▶ **YOUR OBJECTIVE**:
List every line below containing "label".

>> START RAW DATA

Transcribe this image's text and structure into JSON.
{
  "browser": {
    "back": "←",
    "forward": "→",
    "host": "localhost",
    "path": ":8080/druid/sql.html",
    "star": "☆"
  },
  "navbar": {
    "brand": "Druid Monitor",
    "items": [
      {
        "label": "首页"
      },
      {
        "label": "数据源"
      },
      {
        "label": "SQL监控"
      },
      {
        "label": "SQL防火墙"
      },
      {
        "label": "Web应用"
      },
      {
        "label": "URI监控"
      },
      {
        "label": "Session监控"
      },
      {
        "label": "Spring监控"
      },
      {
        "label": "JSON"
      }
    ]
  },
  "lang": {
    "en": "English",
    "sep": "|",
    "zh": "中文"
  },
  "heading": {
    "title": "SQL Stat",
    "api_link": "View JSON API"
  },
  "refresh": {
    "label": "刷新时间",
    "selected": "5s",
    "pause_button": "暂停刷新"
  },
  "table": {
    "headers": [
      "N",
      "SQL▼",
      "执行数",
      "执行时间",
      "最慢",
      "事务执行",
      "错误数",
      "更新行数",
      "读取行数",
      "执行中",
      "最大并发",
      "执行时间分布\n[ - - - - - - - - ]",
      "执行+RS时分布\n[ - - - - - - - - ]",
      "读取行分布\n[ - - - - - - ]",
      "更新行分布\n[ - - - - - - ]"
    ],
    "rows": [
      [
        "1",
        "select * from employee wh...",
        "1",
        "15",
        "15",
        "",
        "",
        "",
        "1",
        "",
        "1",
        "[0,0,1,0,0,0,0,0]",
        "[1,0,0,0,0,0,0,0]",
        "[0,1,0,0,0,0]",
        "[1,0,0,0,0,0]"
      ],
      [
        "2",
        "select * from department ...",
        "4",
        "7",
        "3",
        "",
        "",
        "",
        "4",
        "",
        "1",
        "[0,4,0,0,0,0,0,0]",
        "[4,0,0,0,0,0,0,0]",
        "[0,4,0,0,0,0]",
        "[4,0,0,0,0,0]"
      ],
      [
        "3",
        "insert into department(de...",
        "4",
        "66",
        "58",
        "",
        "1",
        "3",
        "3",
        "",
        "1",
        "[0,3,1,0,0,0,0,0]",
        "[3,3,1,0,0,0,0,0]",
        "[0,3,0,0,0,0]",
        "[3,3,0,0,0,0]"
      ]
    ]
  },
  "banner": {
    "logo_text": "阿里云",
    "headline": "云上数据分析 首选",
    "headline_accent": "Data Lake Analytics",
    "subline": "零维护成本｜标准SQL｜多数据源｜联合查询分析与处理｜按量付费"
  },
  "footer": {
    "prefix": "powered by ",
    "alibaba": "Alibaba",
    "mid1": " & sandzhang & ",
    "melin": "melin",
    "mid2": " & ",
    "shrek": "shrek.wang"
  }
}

>> END RAW DATA

▶ **WRITTEN RESPONSE**:
        "label": "首页"
        "label": "数据源"
        "label": "SQL监控"
        "label": "SQL防火墙"
        "label": "Web应用"
        "label": "URI监控"
        "label": "Session监控"
        "label": "Spring监控"
        "label": "JSON"
    "label": "刷新时间",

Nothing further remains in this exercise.